→ **Extracted information**:

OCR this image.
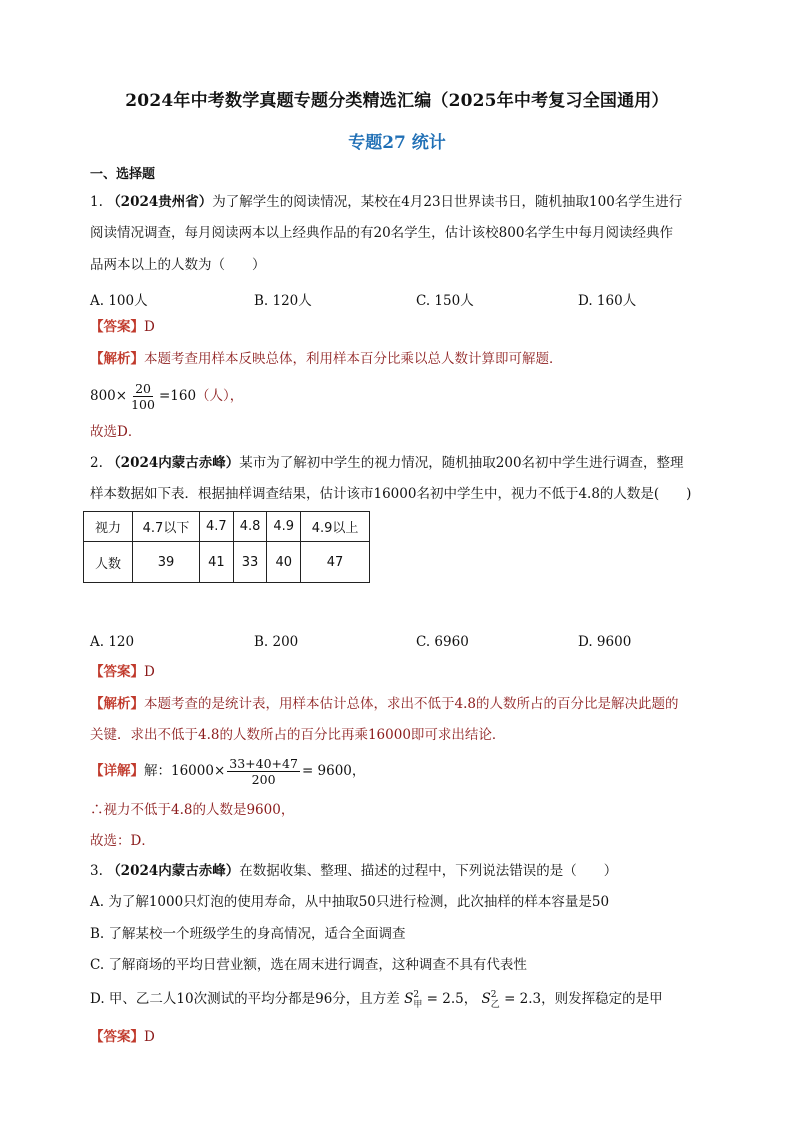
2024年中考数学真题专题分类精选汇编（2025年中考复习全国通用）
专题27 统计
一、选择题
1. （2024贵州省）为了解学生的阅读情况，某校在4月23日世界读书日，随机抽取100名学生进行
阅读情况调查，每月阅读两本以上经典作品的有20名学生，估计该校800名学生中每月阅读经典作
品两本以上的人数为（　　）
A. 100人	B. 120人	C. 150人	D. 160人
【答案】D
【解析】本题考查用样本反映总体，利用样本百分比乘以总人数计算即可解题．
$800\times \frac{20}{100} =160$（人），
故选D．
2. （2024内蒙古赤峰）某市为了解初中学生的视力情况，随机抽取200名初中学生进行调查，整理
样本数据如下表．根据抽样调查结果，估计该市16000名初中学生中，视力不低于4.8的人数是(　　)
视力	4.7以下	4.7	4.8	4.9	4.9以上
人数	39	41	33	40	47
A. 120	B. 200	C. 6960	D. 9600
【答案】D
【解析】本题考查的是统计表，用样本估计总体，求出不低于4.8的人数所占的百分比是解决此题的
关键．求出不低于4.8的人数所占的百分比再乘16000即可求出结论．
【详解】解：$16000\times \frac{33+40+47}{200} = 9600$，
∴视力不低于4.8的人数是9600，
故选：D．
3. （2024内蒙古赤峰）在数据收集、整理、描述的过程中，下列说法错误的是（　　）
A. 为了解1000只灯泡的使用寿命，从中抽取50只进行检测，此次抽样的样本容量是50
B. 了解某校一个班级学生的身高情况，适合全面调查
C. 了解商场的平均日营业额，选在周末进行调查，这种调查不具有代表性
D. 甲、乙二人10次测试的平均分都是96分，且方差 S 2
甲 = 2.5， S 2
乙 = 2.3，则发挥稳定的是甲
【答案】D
--
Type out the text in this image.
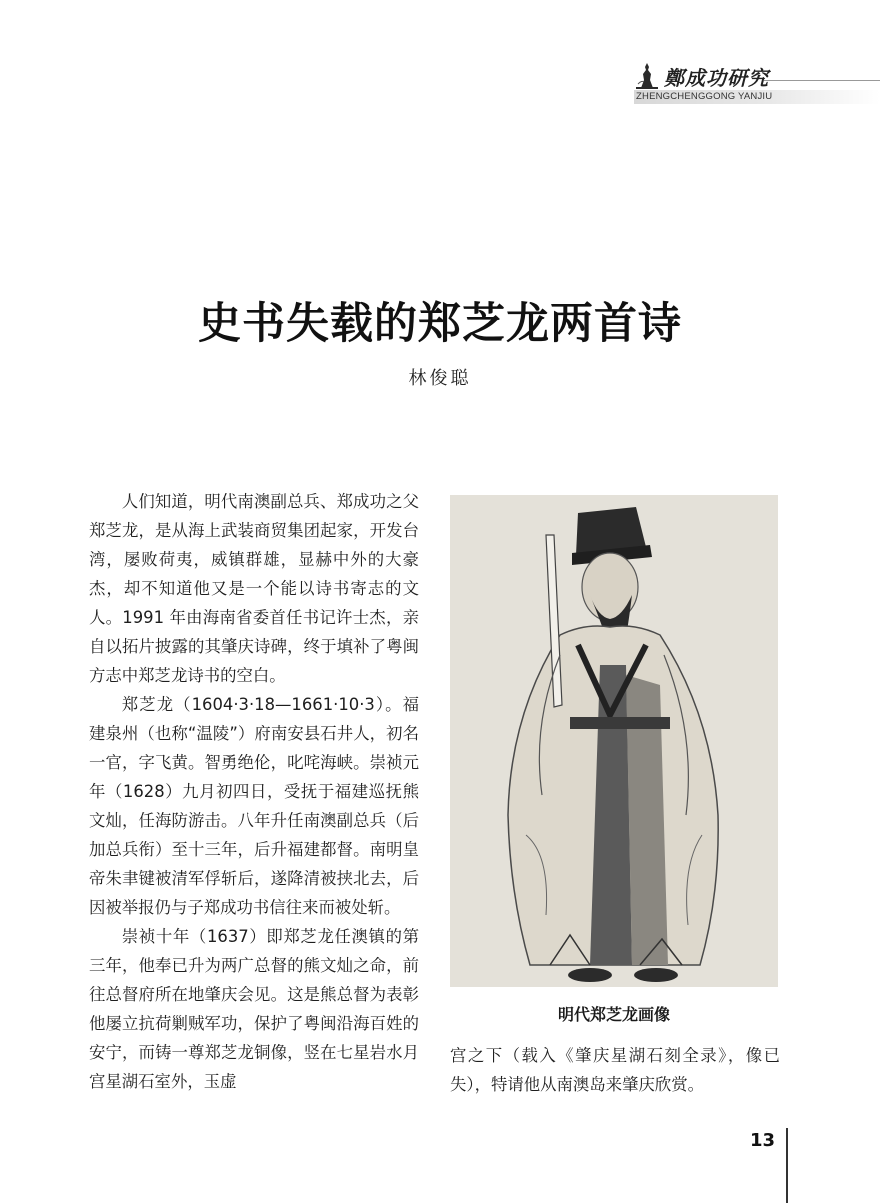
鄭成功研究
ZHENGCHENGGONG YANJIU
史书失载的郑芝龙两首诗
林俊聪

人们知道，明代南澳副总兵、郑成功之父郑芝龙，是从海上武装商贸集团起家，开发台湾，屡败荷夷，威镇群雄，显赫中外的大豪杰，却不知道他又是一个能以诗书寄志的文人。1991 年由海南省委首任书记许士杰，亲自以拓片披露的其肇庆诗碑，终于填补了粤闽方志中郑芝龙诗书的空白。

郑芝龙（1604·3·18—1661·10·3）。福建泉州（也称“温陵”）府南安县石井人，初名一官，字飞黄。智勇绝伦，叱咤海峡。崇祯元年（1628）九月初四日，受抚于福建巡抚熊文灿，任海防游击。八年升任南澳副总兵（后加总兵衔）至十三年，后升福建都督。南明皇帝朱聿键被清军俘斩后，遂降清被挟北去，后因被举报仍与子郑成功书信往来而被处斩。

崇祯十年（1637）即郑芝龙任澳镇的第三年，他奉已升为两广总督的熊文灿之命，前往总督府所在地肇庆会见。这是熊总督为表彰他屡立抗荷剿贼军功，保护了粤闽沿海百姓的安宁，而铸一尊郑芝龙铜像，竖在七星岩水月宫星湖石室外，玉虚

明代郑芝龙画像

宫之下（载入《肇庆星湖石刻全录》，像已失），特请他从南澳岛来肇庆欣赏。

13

→ **What you will do**: Gather from the entries above all lines that include the string "frac".

→ **Response**:
$800\times \frac{20}{100} =160$（人），
【详解】解：$16000\times \frac{33+40+47}{200} = 9600$，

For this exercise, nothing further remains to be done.